## SET PROBLEM
Extract the lines of the entries from the one containing "y-tick-label-exp: 5: [52, 64, 57, 74]" through the one containing "y-tick-label: 106: [39, 39, 57, 56]", both included, and copy them verbatim.

(Image-based layout entries)

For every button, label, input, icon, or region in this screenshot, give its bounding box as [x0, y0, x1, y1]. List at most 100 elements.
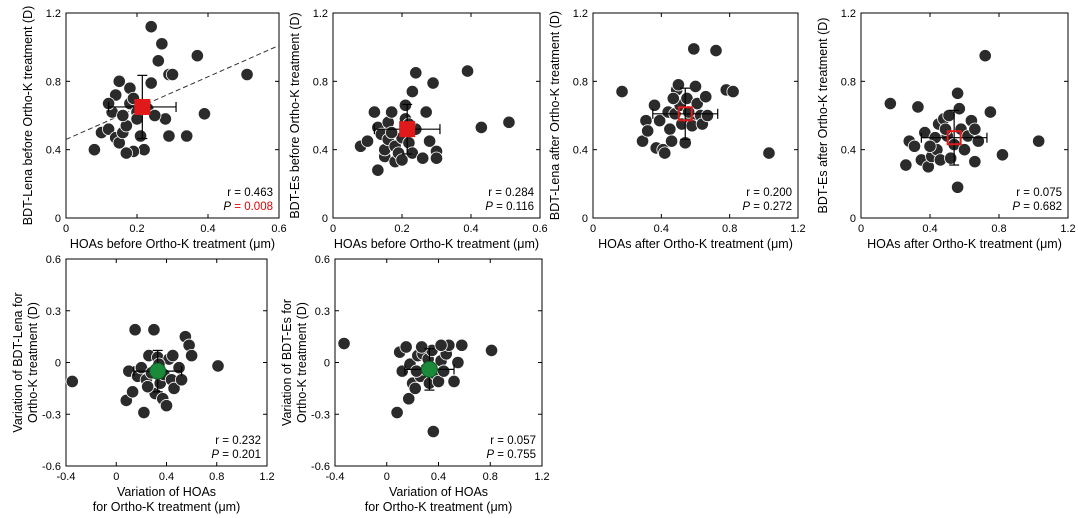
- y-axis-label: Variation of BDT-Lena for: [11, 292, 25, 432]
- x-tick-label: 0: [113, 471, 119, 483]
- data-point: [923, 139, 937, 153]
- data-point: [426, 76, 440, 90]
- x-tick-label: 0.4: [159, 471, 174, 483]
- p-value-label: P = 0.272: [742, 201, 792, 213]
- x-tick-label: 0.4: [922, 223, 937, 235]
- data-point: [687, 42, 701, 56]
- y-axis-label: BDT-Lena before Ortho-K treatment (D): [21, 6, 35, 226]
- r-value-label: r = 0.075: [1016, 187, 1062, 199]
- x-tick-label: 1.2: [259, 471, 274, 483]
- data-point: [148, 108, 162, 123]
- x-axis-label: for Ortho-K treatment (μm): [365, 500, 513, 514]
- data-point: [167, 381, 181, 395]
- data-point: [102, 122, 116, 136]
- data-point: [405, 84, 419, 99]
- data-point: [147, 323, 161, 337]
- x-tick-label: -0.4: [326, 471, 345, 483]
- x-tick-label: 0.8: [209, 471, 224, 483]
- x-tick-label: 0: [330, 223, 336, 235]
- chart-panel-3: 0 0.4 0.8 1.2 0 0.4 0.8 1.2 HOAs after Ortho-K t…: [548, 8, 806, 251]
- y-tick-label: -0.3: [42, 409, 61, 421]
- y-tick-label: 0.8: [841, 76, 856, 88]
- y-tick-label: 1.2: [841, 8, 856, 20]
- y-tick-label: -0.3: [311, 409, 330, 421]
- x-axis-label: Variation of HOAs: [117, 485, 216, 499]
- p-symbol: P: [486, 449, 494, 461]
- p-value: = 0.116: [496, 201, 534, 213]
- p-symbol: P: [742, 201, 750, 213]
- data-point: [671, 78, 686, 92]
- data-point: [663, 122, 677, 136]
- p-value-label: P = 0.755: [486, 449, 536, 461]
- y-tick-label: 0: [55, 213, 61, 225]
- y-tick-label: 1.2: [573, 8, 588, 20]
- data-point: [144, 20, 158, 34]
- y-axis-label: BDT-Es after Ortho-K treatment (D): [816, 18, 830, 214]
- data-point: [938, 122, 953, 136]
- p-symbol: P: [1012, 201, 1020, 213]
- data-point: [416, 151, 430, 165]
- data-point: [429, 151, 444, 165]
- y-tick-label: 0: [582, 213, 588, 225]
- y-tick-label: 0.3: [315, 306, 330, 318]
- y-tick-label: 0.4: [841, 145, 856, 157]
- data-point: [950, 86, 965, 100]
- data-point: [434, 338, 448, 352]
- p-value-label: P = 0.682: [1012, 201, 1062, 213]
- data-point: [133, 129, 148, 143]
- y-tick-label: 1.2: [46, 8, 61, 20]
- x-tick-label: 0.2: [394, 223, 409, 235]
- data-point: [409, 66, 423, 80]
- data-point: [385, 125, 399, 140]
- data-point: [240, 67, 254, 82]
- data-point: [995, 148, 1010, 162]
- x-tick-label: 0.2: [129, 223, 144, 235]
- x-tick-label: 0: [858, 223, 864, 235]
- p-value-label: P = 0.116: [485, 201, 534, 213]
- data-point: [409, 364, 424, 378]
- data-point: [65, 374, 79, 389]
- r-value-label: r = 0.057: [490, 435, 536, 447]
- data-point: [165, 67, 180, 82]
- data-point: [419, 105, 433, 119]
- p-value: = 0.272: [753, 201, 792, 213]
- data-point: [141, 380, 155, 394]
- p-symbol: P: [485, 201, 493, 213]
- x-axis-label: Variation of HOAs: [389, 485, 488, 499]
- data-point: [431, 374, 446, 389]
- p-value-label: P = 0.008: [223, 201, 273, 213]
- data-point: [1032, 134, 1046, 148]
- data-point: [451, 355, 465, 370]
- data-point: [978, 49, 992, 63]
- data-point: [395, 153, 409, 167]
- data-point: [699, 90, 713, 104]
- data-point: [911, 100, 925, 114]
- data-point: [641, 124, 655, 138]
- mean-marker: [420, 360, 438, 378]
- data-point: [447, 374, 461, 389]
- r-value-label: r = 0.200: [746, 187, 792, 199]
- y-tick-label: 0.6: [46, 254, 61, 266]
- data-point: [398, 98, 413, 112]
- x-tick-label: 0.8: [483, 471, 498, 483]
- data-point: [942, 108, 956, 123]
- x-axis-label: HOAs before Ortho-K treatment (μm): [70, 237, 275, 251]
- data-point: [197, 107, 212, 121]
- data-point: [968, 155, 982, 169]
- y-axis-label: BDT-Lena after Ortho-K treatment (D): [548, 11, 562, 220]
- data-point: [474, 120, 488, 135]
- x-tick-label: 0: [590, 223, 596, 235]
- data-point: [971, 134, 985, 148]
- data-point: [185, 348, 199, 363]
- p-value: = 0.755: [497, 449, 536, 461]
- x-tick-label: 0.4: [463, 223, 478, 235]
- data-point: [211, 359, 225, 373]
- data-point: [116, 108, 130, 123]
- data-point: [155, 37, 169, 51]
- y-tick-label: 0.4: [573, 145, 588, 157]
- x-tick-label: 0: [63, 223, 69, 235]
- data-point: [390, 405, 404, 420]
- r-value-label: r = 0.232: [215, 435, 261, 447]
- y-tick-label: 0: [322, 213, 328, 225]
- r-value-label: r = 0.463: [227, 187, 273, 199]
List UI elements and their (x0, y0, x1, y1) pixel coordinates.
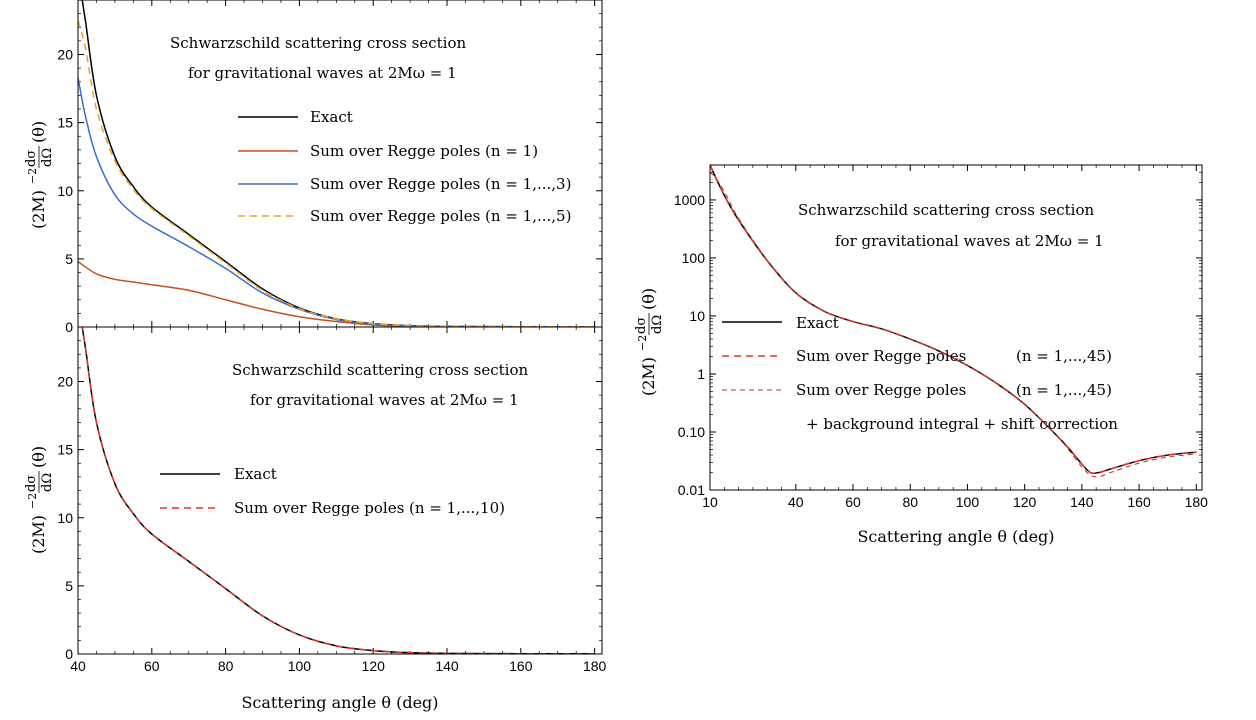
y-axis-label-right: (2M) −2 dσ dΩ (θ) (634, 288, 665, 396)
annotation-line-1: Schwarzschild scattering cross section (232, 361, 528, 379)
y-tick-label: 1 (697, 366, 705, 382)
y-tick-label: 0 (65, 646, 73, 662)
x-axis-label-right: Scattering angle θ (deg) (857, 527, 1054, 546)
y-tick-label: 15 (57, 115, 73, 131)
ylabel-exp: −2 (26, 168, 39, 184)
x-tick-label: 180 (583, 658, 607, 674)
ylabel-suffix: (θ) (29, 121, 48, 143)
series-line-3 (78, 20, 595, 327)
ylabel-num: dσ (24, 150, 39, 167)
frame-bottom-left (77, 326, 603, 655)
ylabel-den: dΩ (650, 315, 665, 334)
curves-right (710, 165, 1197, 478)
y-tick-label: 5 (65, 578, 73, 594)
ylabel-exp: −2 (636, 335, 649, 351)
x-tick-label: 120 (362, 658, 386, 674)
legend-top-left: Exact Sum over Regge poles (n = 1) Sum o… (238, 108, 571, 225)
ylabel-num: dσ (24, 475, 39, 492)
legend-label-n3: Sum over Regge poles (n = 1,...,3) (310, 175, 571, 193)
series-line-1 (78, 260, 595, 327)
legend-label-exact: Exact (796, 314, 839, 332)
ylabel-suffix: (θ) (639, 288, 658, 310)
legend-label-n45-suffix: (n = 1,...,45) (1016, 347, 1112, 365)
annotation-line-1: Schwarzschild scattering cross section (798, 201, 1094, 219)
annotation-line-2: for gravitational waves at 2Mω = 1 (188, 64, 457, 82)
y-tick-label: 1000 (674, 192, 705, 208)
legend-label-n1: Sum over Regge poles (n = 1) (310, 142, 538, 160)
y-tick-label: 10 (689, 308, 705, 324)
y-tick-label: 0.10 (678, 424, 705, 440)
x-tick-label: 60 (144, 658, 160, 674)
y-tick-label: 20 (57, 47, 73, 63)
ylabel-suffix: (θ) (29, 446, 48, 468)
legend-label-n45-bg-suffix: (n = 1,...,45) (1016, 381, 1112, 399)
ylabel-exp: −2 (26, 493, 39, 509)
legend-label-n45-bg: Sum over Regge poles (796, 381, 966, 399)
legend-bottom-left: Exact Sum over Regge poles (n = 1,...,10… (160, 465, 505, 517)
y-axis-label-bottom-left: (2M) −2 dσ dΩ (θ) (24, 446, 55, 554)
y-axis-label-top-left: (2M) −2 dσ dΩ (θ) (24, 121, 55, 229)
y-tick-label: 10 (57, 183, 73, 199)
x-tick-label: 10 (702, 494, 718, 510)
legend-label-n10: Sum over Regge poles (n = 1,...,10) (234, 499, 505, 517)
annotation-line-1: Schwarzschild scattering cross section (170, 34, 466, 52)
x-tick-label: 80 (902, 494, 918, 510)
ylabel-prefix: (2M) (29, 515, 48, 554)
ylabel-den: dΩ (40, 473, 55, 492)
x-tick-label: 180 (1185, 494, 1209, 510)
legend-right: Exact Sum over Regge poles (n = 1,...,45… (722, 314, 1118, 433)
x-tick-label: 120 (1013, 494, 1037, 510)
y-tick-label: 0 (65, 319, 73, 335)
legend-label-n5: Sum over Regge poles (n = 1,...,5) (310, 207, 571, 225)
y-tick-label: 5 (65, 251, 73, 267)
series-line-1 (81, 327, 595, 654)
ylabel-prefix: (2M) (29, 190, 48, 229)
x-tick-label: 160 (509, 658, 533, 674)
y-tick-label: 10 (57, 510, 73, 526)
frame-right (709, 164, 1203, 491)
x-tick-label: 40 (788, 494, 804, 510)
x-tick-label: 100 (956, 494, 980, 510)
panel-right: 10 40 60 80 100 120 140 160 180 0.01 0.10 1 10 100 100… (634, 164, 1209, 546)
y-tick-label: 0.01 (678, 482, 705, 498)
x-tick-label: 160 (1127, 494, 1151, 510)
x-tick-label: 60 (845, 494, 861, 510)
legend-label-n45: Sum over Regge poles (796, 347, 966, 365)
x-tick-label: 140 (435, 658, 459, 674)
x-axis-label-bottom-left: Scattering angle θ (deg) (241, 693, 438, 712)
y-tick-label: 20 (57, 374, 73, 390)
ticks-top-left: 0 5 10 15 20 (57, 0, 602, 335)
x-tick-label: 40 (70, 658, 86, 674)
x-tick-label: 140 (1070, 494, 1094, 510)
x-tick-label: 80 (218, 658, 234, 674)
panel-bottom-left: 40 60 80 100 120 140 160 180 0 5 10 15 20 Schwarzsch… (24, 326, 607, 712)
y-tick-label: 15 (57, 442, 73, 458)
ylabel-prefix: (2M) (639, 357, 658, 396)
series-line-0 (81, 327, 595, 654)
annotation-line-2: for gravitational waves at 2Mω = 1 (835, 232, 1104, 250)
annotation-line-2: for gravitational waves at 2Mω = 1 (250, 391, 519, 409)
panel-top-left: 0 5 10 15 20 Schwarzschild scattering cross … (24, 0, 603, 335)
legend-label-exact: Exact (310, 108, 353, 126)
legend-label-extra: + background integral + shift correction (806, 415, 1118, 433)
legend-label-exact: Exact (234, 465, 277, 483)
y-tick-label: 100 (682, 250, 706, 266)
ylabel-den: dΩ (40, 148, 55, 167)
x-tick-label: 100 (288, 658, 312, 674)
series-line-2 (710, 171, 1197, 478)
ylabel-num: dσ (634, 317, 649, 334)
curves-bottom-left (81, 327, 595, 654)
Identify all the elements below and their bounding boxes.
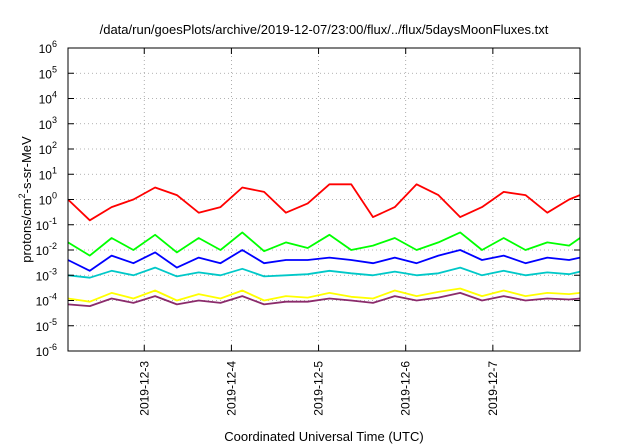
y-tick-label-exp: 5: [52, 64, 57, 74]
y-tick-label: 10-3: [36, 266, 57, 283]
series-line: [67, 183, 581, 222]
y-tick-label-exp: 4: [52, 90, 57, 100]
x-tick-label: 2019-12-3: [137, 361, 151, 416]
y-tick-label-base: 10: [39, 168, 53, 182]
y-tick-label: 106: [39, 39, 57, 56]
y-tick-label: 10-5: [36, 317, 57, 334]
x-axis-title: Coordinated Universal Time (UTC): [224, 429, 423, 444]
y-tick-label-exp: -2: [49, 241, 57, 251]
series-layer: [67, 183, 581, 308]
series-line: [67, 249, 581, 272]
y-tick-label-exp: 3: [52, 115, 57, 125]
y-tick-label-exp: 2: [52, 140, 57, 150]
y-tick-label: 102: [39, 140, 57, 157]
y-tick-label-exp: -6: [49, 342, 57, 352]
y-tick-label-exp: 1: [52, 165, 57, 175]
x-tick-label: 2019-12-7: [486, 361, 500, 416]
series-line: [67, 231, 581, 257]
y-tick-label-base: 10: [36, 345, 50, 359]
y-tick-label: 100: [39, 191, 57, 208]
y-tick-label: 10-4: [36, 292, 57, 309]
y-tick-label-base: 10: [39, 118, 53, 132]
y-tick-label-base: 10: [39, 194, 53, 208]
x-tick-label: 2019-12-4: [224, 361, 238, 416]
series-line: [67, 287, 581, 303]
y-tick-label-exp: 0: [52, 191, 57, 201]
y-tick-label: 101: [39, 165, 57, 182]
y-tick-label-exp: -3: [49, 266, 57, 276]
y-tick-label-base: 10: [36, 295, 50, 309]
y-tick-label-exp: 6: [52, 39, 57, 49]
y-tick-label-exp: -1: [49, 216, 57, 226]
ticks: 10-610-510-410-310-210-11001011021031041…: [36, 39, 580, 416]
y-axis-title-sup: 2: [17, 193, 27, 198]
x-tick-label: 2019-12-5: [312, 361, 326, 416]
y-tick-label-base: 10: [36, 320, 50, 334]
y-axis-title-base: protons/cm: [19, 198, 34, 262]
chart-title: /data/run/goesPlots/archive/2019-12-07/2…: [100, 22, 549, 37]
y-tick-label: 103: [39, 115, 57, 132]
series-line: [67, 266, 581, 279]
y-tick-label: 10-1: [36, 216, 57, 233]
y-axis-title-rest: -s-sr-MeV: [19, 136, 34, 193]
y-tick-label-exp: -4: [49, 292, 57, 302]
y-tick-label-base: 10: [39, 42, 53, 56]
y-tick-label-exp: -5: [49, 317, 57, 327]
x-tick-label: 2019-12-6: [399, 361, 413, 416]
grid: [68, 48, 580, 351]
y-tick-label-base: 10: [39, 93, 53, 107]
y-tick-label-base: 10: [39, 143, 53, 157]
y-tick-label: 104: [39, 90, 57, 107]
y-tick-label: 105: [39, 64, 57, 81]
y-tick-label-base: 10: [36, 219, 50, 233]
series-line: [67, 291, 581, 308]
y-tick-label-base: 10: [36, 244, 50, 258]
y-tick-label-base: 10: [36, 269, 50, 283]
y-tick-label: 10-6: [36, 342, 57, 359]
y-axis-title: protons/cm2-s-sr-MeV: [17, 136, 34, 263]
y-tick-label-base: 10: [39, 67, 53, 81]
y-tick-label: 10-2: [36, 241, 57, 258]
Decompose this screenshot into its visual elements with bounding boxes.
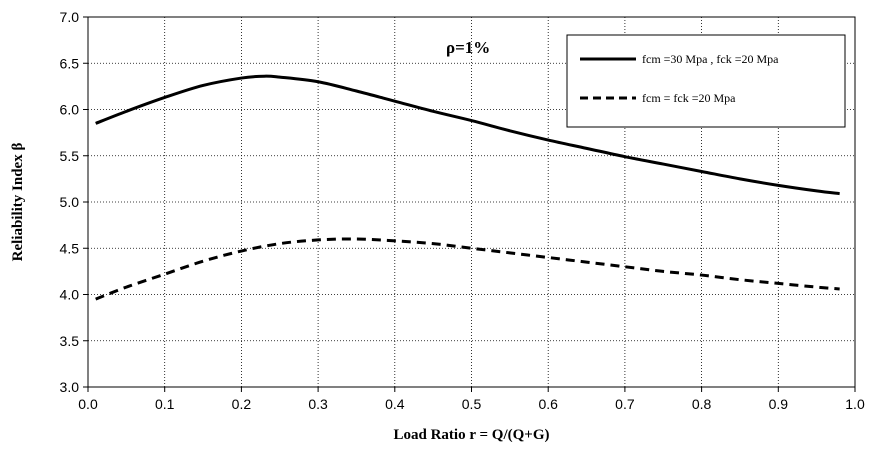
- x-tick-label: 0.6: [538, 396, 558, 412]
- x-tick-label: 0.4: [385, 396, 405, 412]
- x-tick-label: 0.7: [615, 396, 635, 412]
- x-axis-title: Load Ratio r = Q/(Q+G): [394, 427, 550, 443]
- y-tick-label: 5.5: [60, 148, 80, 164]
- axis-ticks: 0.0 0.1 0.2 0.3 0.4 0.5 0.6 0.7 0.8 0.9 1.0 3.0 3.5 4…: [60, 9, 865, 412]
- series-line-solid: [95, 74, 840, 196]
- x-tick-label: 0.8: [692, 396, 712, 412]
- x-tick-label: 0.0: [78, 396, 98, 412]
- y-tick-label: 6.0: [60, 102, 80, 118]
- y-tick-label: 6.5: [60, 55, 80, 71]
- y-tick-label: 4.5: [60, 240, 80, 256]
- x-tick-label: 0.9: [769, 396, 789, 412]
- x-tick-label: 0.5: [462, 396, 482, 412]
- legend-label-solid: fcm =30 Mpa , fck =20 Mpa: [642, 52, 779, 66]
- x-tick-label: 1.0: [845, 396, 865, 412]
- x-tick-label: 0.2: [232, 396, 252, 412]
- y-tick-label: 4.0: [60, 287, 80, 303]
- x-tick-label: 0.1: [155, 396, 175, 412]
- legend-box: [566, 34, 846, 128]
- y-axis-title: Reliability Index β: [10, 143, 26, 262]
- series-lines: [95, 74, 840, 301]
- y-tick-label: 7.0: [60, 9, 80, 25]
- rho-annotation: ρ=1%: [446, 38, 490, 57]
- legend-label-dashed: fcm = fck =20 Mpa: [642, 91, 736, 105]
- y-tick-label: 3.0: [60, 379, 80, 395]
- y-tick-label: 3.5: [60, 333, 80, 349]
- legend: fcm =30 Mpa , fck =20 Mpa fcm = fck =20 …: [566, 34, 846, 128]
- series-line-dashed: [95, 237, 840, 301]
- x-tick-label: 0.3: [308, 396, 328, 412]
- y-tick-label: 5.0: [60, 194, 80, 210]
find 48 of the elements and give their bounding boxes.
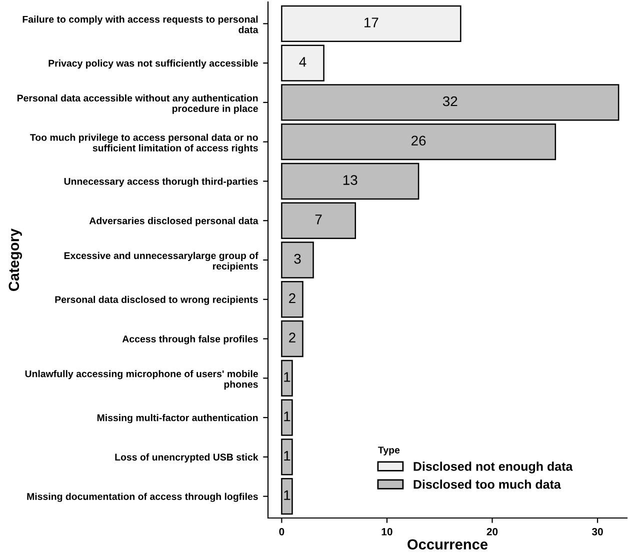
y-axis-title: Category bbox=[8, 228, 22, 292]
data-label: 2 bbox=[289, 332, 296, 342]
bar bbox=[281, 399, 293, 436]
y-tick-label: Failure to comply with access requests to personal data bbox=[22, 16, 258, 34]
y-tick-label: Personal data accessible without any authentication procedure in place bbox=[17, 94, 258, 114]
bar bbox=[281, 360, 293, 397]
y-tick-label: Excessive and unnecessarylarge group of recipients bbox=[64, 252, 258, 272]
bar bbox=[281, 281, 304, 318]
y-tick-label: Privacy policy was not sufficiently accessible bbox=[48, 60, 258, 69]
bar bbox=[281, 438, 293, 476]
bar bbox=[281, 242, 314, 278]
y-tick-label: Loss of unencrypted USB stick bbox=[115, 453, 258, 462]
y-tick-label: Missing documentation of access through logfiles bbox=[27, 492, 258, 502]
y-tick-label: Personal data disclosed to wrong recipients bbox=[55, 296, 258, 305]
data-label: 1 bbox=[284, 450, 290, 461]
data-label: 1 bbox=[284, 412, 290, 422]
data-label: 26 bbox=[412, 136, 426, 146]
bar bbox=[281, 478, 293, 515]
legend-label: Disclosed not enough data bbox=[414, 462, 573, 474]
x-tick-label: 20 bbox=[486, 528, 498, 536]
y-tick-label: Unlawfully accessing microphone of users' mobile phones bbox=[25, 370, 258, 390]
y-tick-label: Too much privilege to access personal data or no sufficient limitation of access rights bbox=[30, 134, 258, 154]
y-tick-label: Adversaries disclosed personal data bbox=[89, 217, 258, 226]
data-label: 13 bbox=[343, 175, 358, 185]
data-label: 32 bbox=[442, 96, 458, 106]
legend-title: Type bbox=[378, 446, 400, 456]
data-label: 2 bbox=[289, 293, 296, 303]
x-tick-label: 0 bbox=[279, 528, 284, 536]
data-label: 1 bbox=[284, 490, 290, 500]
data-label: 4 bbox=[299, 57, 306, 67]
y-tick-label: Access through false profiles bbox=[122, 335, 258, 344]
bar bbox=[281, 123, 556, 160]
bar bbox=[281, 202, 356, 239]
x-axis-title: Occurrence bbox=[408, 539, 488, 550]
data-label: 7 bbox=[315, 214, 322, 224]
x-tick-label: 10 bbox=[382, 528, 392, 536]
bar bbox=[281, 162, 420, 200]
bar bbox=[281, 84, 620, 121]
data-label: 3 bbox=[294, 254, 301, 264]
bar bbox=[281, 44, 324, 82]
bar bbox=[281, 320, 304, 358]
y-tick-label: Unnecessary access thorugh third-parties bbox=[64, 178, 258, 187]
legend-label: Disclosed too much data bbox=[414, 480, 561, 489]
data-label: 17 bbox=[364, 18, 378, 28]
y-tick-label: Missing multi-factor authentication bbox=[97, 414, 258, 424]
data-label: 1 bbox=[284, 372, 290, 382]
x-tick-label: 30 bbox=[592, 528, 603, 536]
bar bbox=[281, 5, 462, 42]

## FINISHED ANSWER
y-tick-label-exp: 5: [52, 64, 57, 74]
y-tick-label: 10-3: [36, 266, 57, 283]
series-line: [67, 183, 581, 222]
y-tick-label-exp: 4: [52, 90, 57, 100]
x-tick-label: 2019-12-3: [137, 361, 151, 416]
y-tick-label-base: 10: [39, 168, 53, 182]
y-tick-label: 106: [39, 39, 57, 56]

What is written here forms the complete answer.